YOUR TASK
Copy each line below that contains "more".

DATA PROVIDED
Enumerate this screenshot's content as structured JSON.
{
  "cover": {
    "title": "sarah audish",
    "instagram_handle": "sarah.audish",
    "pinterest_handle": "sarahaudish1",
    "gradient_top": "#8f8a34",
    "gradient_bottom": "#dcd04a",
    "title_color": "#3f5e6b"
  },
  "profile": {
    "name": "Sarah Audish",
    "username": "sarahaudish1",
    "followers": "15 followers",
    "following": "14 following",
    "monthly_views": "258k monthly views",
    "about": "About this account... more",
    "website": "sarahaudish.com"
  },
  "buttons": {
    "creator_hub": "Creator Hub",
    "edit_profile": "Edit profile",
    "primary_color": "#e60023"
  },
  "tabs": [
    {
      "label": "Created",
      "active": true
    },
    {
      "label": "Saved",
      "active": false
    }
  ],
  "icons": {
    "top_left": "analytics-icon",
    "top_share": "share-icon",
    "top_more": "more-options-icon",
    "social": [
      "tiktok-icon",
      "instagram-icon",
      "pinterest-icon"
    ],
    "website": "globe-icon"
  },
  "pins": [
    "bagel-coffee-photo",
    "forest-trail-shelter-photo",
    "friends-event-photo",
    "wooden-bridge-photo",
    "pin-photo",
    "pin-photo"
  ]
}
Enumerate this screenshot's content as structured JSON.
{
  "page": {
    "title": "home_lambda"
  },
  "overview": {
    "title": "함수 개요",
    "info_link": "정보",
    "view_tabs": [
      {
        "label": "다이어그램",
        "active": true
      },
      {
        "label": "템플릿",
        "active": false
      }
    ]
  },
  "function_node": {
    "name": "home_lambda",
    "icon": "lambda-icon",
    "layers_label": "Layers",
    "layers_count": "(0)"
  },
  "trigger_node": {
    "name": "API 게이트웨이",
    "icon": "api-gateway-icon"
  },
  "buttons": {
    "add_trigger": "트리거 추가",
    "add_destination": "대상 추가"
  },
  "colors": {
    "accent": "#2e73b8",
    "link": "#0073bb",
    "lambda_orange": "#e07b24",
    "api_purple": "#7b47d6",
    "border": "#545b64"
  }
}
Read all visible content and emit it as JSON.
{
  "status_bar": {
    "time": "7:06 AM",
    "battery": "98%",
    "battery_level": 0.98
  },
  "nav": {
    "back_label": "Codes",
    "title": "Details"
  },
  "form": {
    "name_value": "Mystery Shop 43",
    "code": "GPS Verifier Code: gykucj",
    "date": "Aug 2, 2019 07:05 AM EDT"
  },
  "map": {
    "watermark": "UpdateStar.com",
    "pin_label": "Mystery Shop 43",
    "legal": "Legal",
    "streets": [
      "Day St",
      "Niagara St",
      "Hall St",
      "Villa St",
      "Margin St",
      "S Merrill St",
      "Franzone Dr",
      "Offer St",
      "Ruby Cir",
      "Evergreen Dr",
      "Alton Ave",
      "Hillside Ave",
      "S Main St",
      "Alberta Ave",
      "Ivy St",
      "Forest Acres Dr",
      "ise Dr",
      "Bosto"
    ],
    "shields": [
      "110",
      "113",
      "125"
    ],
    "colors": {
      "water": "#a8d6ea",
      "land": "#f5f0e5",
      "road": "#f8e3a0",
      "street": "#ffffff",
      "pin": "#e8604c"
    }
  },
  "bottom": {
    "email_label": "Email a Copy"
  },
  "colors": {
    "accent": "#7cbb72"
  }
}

FINAL ANSWER
    "about": "About this account... more",
    "top_more": "more-options-icon",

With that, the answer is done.